* **TASK STATEMENT**:
Filter out everything except lines holding "Simulation".

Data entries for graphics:

^^^^^^^^^^^^^^^^

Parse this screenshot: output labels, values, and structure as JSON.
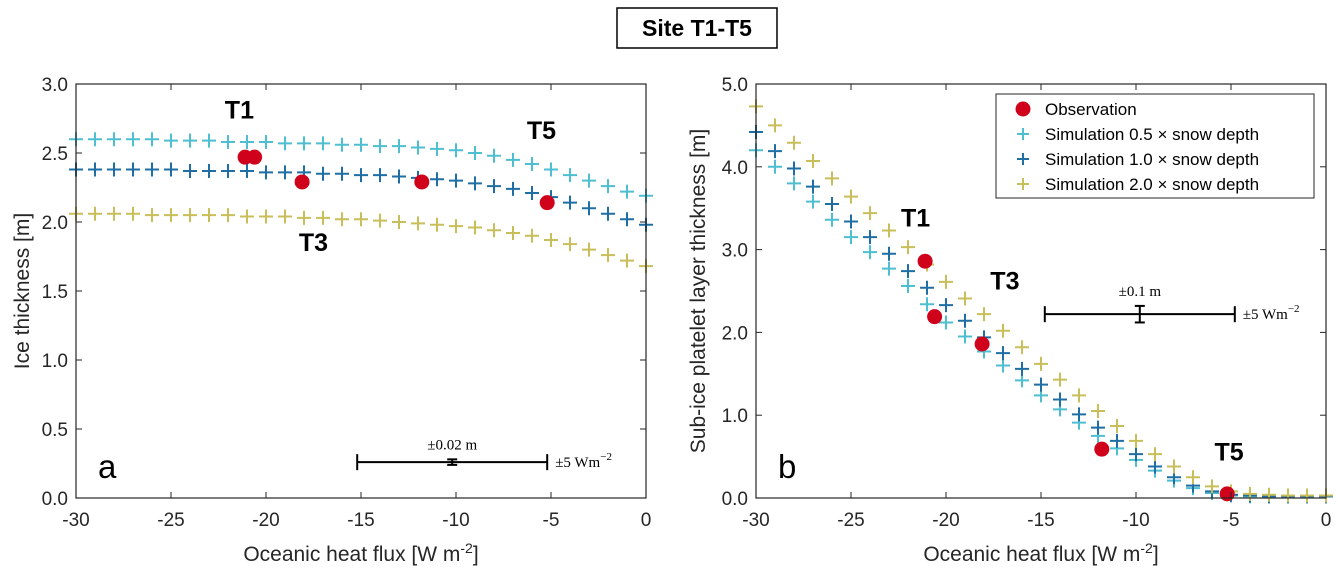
{
  "title": "Site T1-T5",
  "colors": {
    "observation": "#d0021b",
    "sim_0_5": "#4dbfd0",
    "sim_1_0": "#1f6fa5",
    "sim_2_0": "#c9bf5a"
  },
  "chart_data": [
    {
      "type": "scatter",
      "panel_label": "a",
      "xlabel": "Oceanic heat flux [W m",
      "xlabel_sup": "-2",
      "xlabel_end": "]",
      "ylabel": "Ice thickness [m]",
      "xlim": [
        -30,
        0
      ],
      "ylim": [
        0,
        3
      ],
      "xticks": [
        -30,
        -25,
        -20,
        -15,
        -10,
        -5,
        0
      ],
      "xtick_labels": [
        "-30",
        "-25",
        "-20",
        "-15",
        "-10",
        "-5",
        "0"
      ],
      "yticks": [
        0,
        0.5,
        1,
        1.5,
        2,
        2.5,
        3
      ],
      "ytick_labels": [
        "0.0",
        "0.5",
        "1.0",
        "1.5",
        "2.0",
        "2.5",
        "3.0"
      ],
      "grid": false,
      "series": [
        {
          "key": "sim_0_5",
          "marker": "plus",
          "x": [
            -30,
            -29,
            -28,
            -27,
            -26,
            -25,
            -24,
            -23,
            -22,
            -21,
            -20,
            -19,
            -18,
            -17,
            -16,
            -15,
            -14,
            -13,
            -12,
            -11,
            -10,
            -9,
            -8,
            -7,
            -6,
            -5,
            -4,
            -3,
            -2,
            -1,
            0
          ],
          "y": [
            2.6,
            2.6,
            2.6,
            2.6,
            2.6,
            2.59,
            2.59,
            2.59,
            2.58,
            2.58,
            2.58,
            2.57,
            2.57,
            2.57,
            2.56,
            2.56,
            2.55,
            2.55,
            2.54,
            2.53,
            2.52,
            2.5,
            2.48,
            2.45,
            2.42,
            2.38,
            2.34,
            2.3,
            2.26,
            2.22,
            2.19
          ]
        },
        {
          "key": "sim_1_0",
          "marker": "plus",
          "x": [
            -30,
            -29,
            -28,
            -27,
            -26,
            -25,
            -24,
            -23,
            -22,
            -21,
            -20,
            -19,
            -18,
            -17,
            -16,
            -15,
            -14,
            -13,
            -12,
            -11,
            -10,
            -9,
            -8,
            -7,
            -6,
            -5,
            -4,
            -3,
            -2,
            -1,
            0
          ],
          "y": [
            2.38,
            2.38,
            2.38,
            2.38,
            2.38,
            2.38,
            2.37,
            2.37,
            2.37,
            2.37,
            2.36,
            2.36,
            2.36,
            2.35,
            2.35,
            2.34,
            2.34,
            2.33,
            2.32,
            2.31,
            2.3,
            2.28,
            2.26,
            2.24,
            2.21,
            2.18,
            2.14,
            2.1,
            2.06,
            2.02,
            1.98
          ]
        },
        {
          "key": "sim_2_0",
          "marker": "plus",
          "x": [
            -30,
            -29,
            -28,
            -27,
            -26,
            -25,
            -24,
            -23,
            -22,
            -21,
            -20,
            -19,
            -18,
            -17,
            -16,
            -15,
            -14,
            -13,
            -12,
            -11,
            -10,
            -9,
            -8,
            -7,
            -6,
            -5,
            -4,
            -3,
            -2,
            -1,
            0
          ],
          "y": [
            2.06,
            2.06,
            2.06,
            2.06,
            2.05,
            2.05,
            2.05,
            2.05,
            2.05,
            2.04,
            2.04,
            2.04,
            2.03,
            2.03,
            2.02,
            2.02,
            2.01,
            2.0,
            1.99,
            1.98,
            1.97,
            1.96,
            1.94,
            1.92,
            1.9,
            1.87,
            1.84,
            1.8,
            1.76,
            1.72,
            1.68
          ]
        },
        {
          "key": "observation",
          "marker": "dot",
          "x": [
            -21.1,
            -20.6,
            -18.1,
            -11.8,
            -5.2
          ],
          "y": [
            2.47,
            2.47,
            2.29,
            2.29,
            2.14
          ]
        }
      ],
      "annotations": [
        {
          "text": "T1",
          "x": -21.4,
          "y": 2.75
        },
        {
          "text": "T5",
          "x": -5.5,
          "y": 2.6
        },
        {
          "text": "T3",
          "x": -17.5,
          "y": 1.79
        }
      ],
      "error_bars": {
        "x_center": -10.2,
        "y_center": 0.26,
        "x_half_width": 5,
        "y_half_width": 0.02,
        "x_label": "±5 Wm",
        "x_label_sup": "−2",
        "y_label": "±0.02 m"
      }
    },
    {
      "type": "scatter",
      "panel_label": "b",
      "xlabel": "Oceanic heat flux [W m",
      "xlabel_sup": "-2",
      "xlabel_end": "]",
      "ylabel": "Sub-ice platelet layer thickness [m]",
      "xlim": [
        -30,
        0
      ],
      "ylim": [
        0,
        5
      ],
      "xticks": [
        -30,
        -25,
        -20,
        -15,
        -10,
        -5,
        0
      ],
      "xtick_labels": [
        "-30",
        "-25",
        "-20",
        "-15",
        "-10",
        "-5",
        "0"
      ],
      "yticks": [
        0,
        1,
        2,
        3,
        4,
        5
      ],
      "ytick_labels": [
        "0.0",
        "1.0",
        "2.0",
        "3.0",
        "4.0",
        "5.0"
      ],
      "grid": false,
      "legend_position": "top-right",
      "legend": [
        {
          "key": "observation",
          "marker": "dot",
          "label": "Observation"
        },
        {
          "key": "sim_0_5",
          "marker": "plus",
          "label": "Simulation 0.5 × snow depth"
        },
        {
          "key": "sim_1_0",
          "marker": "plus",
          "label": "Simulation 1.0 × snow depth"
        },
        {
          "key": "sim_2_0",
          "marker": "plus",
          "label": "Simulation 2.0 × snow depth"
        }
      ],
      "series": [
        {
          "key": "sim_0_5",
          "marker": "plus",
          "x": [
            -30,
            -29,
            -28,
            -27,
            -26,
            -25,
            -24,
            -23,
            -22,
            -21,
            -20,
            -19,
            -18,
            -17,
            -16,
            -15,
            -14,
            -13,
            -12,
            -11,
            -10,
            -9,
            -8,
            -7,
            -6,
            -5,
            -4,
            -3,
            -2,
            -1,
            0
          ],
          "y": [
            4.2,
            4.0,
            3.8,
            3.58,
            3.36,
            3.15,
            2.97,
            2.77,
            2.56,
            2.34,
            2.12,
            1.95,
            1.77,
            1.6,
            1.42,
            1.24,
            1.07,
            0.91,
            0.75,
            0.6,
            0.46,
            0.33,
            0.21,
            0.12,
            0.06,
            0.03,
            0.02,
            0.02,
            0.02,
            0.02,
            0.02
          ]
        },
        {
          "key": "sim_1_0",
          "marker": "plus",
          "x": [
            -30,
            -29,
            -28,
            -27,
            -26,
            -25,
            -24,
            -23,
            -22,
            -21,
            -20,
            -19,
            -18,
            -17,
            -16,
            -15,
            -14,
            -13,
            -12,
            -11,
            -10,
            -9,
            -8,
            -7,
            -6,
            -5,
            -4,
            -3,
            -2,
            -1,
            0
          ],
          "y": [
            4.42,
            4.19,
            3.98,
            3.76,
            3.55,
            3.34,
            3.15,
            2.95,
            2.74,
            2.54,
            2.33,
            2.14,
            1.94,
            1.75,
            1.56,
            1.37,
            1.19,
            1.01,
            0.85,
            0.69,
            0.53,
            0.38,
            0.25,
            0.15,
            0.08,
            0.04,
            0.03,
            0.02,
            0.02,
            0.02,
            0.02
          ]
        },
        {
          "key": "sim_2_0",
          "marker": "plus",
          "x": [
            -30,
            -29,
            -28,
            -27,
            -26,
            -25,
            -24,
            -23,
            -22,
            -21,
            -20,
            -19,
            -18,
            -17,
            -16,
            -15,
            -14,
            -13,
            -12,
            -11,
            -10,
            -9,
            -8,
            -7,
            -6,
            -5,
            -4,
            -3,
            -2,
            -1,
            0
          ],
          "y": [
            4.73,
            4.5,
            4.29,
            4.07,
            3.86,
            3.64,
            3.44,
            3.23,
            3.03,
            2.82,
            2.61,
            2.41,
            2.22,
            2.02,
            1.82,
            1.62,
            1.43,
            1.24,
            1.05,
            0.87,
            0.69,
            0.53,
            0.38,
            0.25,
            0.14,
            0.08,
            0.05,
            0.04,
            0.03,
            0.03,
            0.03
          ]
        },
        {
          "key": "observation",
          "marker": "dot",
          "x": [
            -21.1,
            -20.6,
            -18.1,
            -11.8,
            -5.2
          ],
          "y": [
            2.86,
            2.19,
            1.86,
            0.59,
            0.05
          ]
        }
      ],
      "annotations": [
        {
          "text": "T1",
          "x": -21.6,
          "y": 3.28
        },
        {
          "text": "T3",
          "x": -16.9,
          "y": 2.52
        },
        {
          "text": "T5",
          "x": -5.1,
          "y": 0.45
        }
      ],
      "error_bars": {
        "x_center": -9.8,
        "y_center": 2.22,
        "x_half_width": 5,
        "y_half_width": 0.1,
        "x_label": "±5 Wm",
        "x_label_sup": "−2",
        "y_label": "±0.1 m"
      }
    }
  ]
}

^^^^^^^^^^^^^^^^

* **FINAL ANSWER**:
          "label": "Simulation 0.5 × snow depth"
          "label": "Simulation 1.0 × snow depth"
          "label": "Simulation 2.0 × snow depth"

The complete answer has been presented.